Required task: Find how many lines of the listing include the string "detached", and report only that figure.
— begin Given data —
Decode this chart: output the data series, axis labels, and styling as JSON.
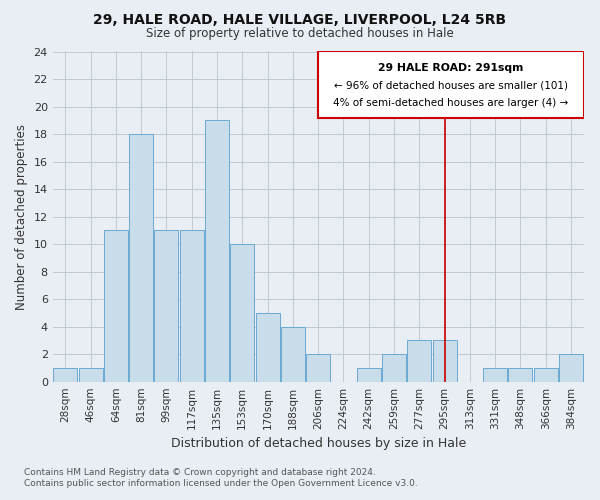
{
  "title1": "29, HALE ROAD, HALE VILLAGE, LIVERPOOL, L24 5RB",
  "title2": "Size of property relative to detached houses in Hale",
  "xlabel": "Distribution of detached houses by size in Hale",
  "ylabel": "Number of detached properties",
  "bar_labels": [
    "28sqm",
    "46sqm",
    "64sqm",
    "81sqm",
    "99sqm",
    "117sqm",
    "135sqm",
    "153sqm",
    "170sqm",
    "188sqm",
    "206sqm",
    "224sqm",
    "242sqm",
    "259sqm",
    "277sqm",
    "295sqm",
    "313sqm",
    "331sqm",
    "348sqm",
    "366sqm",
    "384sqm"
  ],
  "bar_heights": [
    1,
    1,
    11,
    18,
    11,
    11,
    19,
    10,
    5,
    4,
    2,
    0,
    1,
    2,
    3,
    3,
    0,
    1,
    1,
    1,
    2
  ],
  "bar_color": "#c9dcea",
  "bar_edge_color": "#6aaad4",
  "vline_index": 15,
  "vline_color": "#cc0000",
  "annotation_title": "29 HALE ROAD: 291sqm",
  "annotation_line1": "← 96% of detached houses are smaller (101)",
  "annotation_line2": "4% of semi-detached houses are larger (4) →",
  "annotation_box_color": "#cc0000",
  "ylim": [
    0,
    24
  ],
  "yticks": [
    0,
    2,
    4,
    6,
    8,
    10,
    12,
    14,
    16,
    18,
    20,
    22,
    24
  ],
  "footnote1": "Contains HM Land Registry data © Crown copyright and database right 2024.",
  "footnote2": "Contains public sector information licensed under the Open Government Licence v3.0.",
  "background_color": "#e8eef4",
  "plot_bg_color": "#e8eef4",
  "grid_color": "#c0c8d0"
}
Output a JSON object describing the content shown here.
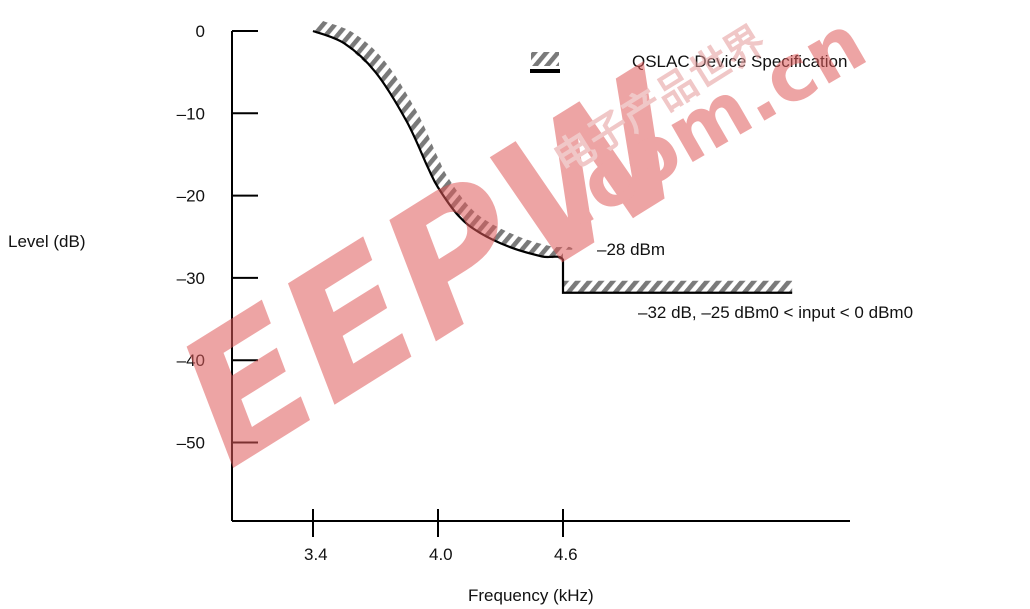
{
  "chart_data": {
    "type": "line",
    "xlabel": "Frequency (kHz)",
    "ylabel": "Level (dB)",
    "x_ticks": [
      {
        "value": 3.4,
        "label": "3.4"
      },
      {
        "value": 4.0,
        "label": "4.0"
      },
      {
        "value": 4.6,
        "label": "4.6"
      }
    ],
    "y_ticks": [
      {
        "value": 0,
        "label": "0"
      },
      {
        "value": -10,
        "label": "–10"
      },
      {
        "value": -20,
        "label": "–20"
      },
      {
        "value": -30,
        "label": "–30"
      },
      {
        "value": -40,
        "label": "–40"
      },
      {
        "value": -50,
        "label": "–50"
      }
    ],
    "xlim": [
      2.8,
      5.8
    ],
    "ylim": [
      -60,
      0
    ],
    "legend": {
      "label": "QSLAC Device Specification",
      "placement": "top-right"
    },
    "annotations": [
      {
        "text": "–28 dBm",
        "x": 4.6,
        "y": -27
      },
      {
        "text": "–32 dB, –25 dBm0 < input < 0 dBm0",
        "x": 5.1,
        "y": -34
      }
    ],
    "series": [
      {
        "name": "QSLAC Device Specification",
        "x": [
          3.4,
          3.55,
          3.7,
          3.85,
          3.95,
          4.0,
          4.1,
          4.2,
          4.35,
          4.5,
          4.6,
          4.6,
          5.7
        ],
        "y": [
          0,
          -1.5,
          -5,
          -11,
          -16.5,
          -19,
          -22.5,
          -24.5,
          -26.3,
          -27.4,
          -27.8,
          -31.8,
          -31.8
        ]
      }
    ],
    "colors": {
      "line": "#000000",
      "hatch": "#888888",
      "axis": "#000000"
    }
  },
  "watermark": {
    "logo": "EEPW",
    "domain": ".com.cn",
    "chinese": "电子产品世界",
    "color": "#e05a5a"
  }
}
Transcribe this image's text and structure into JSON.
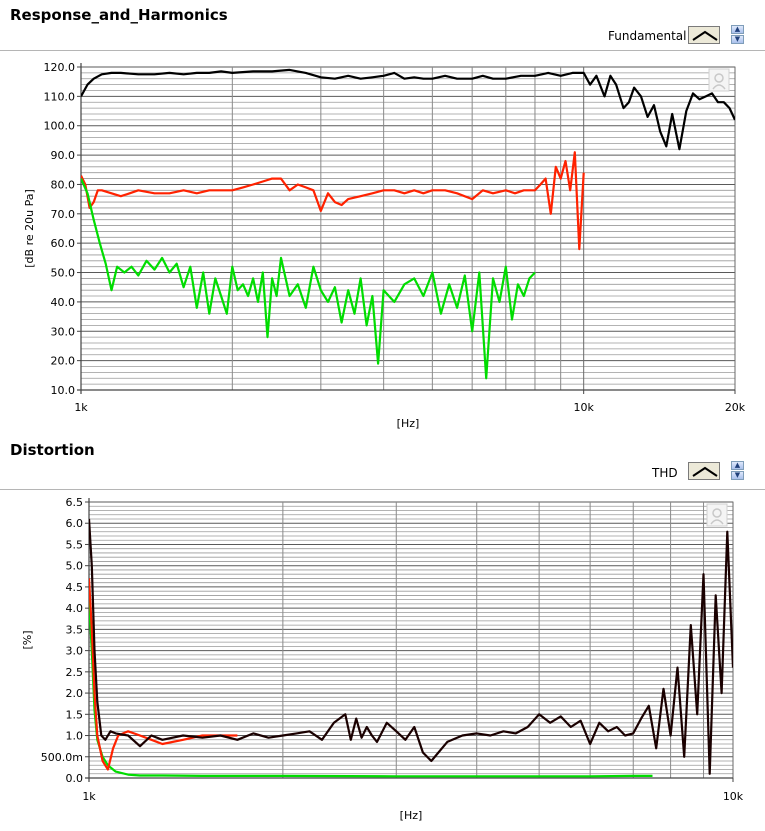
— end Given data —
Finished answer: 5